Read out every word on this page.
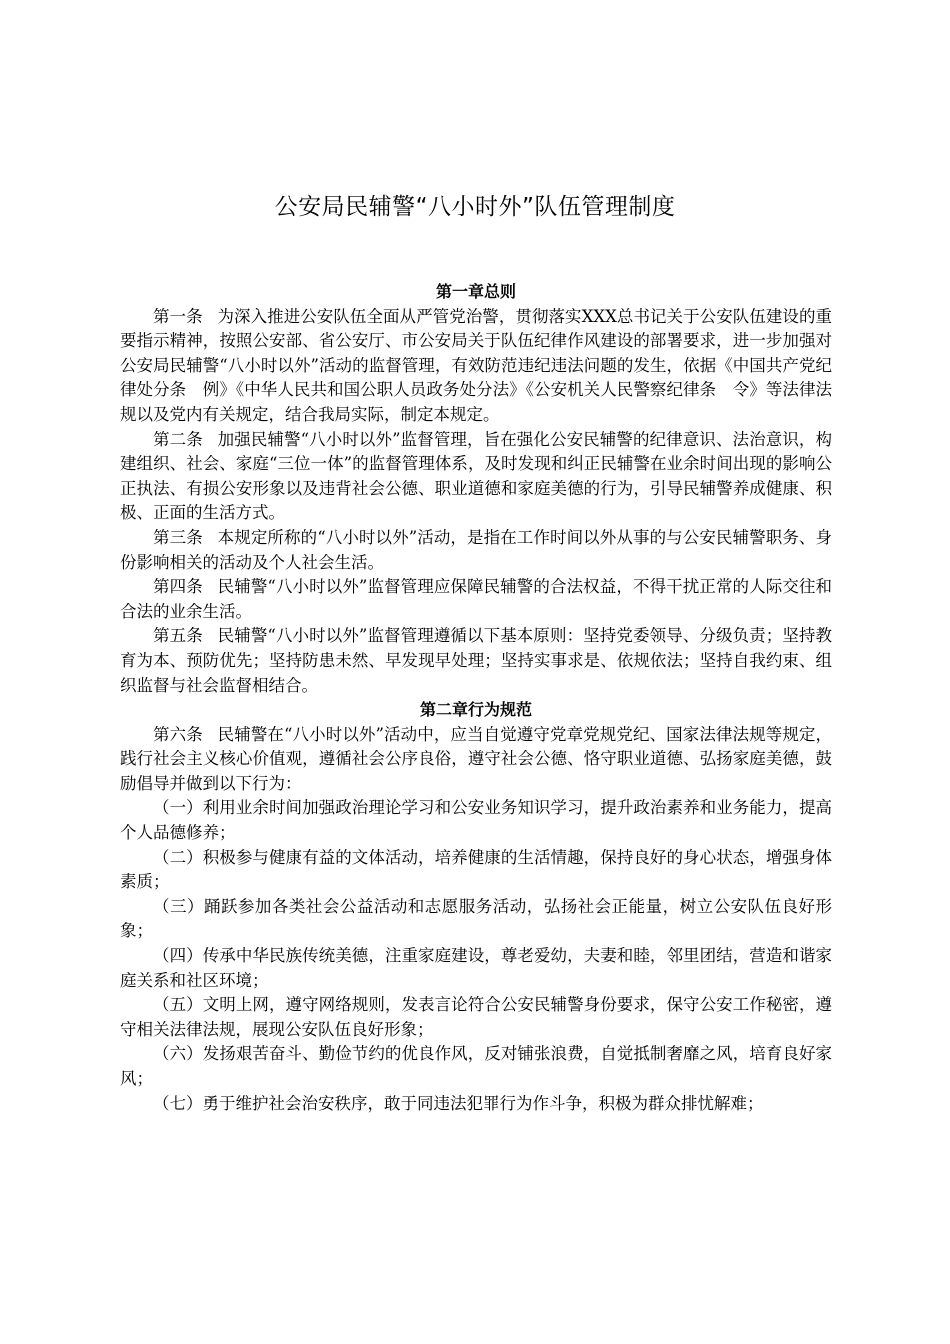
公安局民辅警“八小时外”队伍管理制度

第一章总则

第一条 为深入推进公安队伍全面从严管党治警，贯彻落实XXX总书记关于公安队伍建设的重要指示精神，按照公安部、省公安厅、市公安局关于队伍纪律作风建设的部署要求，进一步加强对公安局民辅警“八小时以外”活动的监督管理，有效防范违纪违法问题的发生，依据《中国共产党纪律处分条　例》《中华人民共和国公职人员政务处分法》《公安机关人民警察纪律条　令》等法律法规以及党内有关规定，结合我局实际，制定本规定。

第二条 加强民辅警“八小时以外”监督管理，旨在强化公安民辅警的纪律意识、法治意识，构建组织、社会、家庭“三位一体”的监督管理体系，及时发现和纠正民辅警在业余时间出现的影响公正执法、有损公安形象以及违背社会公德、职业道德和家庭美德的行为，引导民辅警养成健康、积极、正面的生活方式。

第三条 本规定所称的“八小时以外”活动，是指在工作时间以外从事的与公安民辅警职务、身份影响相关的活动及个人社会生活。

第四条 民辅警“八小时以外”监督管理应保障民辅警的合法权益，不得干扰正常的人际交往和合法的业余生活。

第五条 民辅警“八小时以外”监督管理遵循以下基本原则：坚持党委领导、分级负责；坚持教育为本、预防优先；坚持防患未然、早发现早处理；坚持实事求是、依规依法；坚持自我约束、组织监督与社会监督相结合。

第二章行为规范

第六条 民辅警在“八小时以外”活动中，应当自觉遵守党章党规党纪、国家法律法规等规定，践行社会主义核心价值观，遵循社会公序良俗，遵守社会公德、恪守职业道德、弘扬家庭美德，鼓励倡导并做到以下行为：

（一）利用业余时间加强政治理论学习和公安业务知识学习，提升政治素养和业务能力，提高个人品德修养；

（二）积极参与健康有益的文体活动，培养健康的生活情趣，保持良好的身心状态，增强身体素质；

（三）踊跃参加各类社会公益活动和志愿服务活动，弘扬社会正能量，树立公安队伍良好形象；

（四）传承中华民族传统美德，注重家庭建设，尊老爱幼，夫妻和睦，邻里团结，营造和谐家庭关系和社区环境；

（五）文明上网，遵守网络规则，发表言论符合公安民辅警身份要求，保守公安工作秘密，遵守相关法律法规，展现公安队伍良好形象；

（六）发扬艰苦奋斗、勤俭节约的优良作风，反对铺张浪费，自觉抵制奢靡之风，培育良好家风；

（七）勇于维护社会治安秩序，敢于同违法犯罪行为作斗争，积极为群众排忧解难；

•••

### Problem:
Repeat each record exactly, with the pictures left out.

### Exercise answer:
Read out every word on this page.
公安局民辅警“八小时外”队伍管理制度

第一章总则

第一条 为深入推进公安队伍全面从严管党治警，贯彻落实XXX总书记关于公安队伍建设的重要指示精神，按照公安部、省公安厅、市公安局关于队伍纪律作风建设的部署要求，进一步加强对公安局民辅警“八小时以外”活动的监督管理，有效防范违纪违法问题的发生，依据《中国共产党纪律处分条　例》《中华人民共和国公职人员政务处分法》《公安机关人民警察纪律条　令》等法律法规以及党内有关规定，结合我局实际，制定本规定。

第二条 加强民辅警“八小时以外”监督管理，旨在强化公安民辅警的纪律意识、法治意识，构建组织、社会、家庭“三位一体”的监督管理体系，及时发现和纠正民辅警在业余时间出现的影响公正执法、有损公安形象以及违背社会公德、职业道德和家庭美德的行为，引导民辅警养成健康、积极、正面的生活方式。

第三条 本规定所称的“八小时以外”活动，是指在工作时间以外从事的与公安民辅警职务、身份影响相关的活动及个人社会生活。

第四条 民辅警“八小时以外”监督管理应保障民辅警的合法权益，不得干扰正常的人际交往和合法的业余生活。

第五条 民辅警“八小时以外”监督管理遵循以下基本原则：坚持党委领导、分级负责；坚持教育为本、预防优先；坚持防患未然、早发现早处理；坚持实事求是、依规依法；坚持自我约束、组织监督与社会监督相结合。

第二章行为规范

第六条 民辅警在“八小时以外”活动中，应当自觉遵守党章党规党纪、国家法律法规等规定，践行社会主义核心价值观，遵循社会公序良俗，遵守社会公德、恪守职业道德、弘扬家庭美德，鼓励倡导并做到以下行为：

（一）利用业余时间加强政治理论学习和公安业务知识学习，提升政治素养和业务能力，提高个人品德修养；

（二）积极参与健康有益的文体活动，培养健康的生活情趣，保持良好的身心状态，增强身体素质；

（三）踊跃参加各类社会公益活动和志愿服务活动，弘扬社会正能量，树立公安队伍良好形象；

（四）传承中华民族传统美德，注重家庭建设，尊老爱幼，夫妻和睦，邻里团结，营造和谐家庭关系和社区环境；

（五）文明上网，遵守网络规则，发表言论符合公安民辅警身份要求，保守公安工作秘密，遵守相关法律法规，展现公安队伍良好形象；

（六）发扬艰苦奋斗、勤俭节约的优良作风，反对铺张浪费，自觉抵制奢靡之风，培育良好家风；

（七）勇于维护社会治安秩序，敢于同违法犯罪行为作斗争，积极为群众排忧解难；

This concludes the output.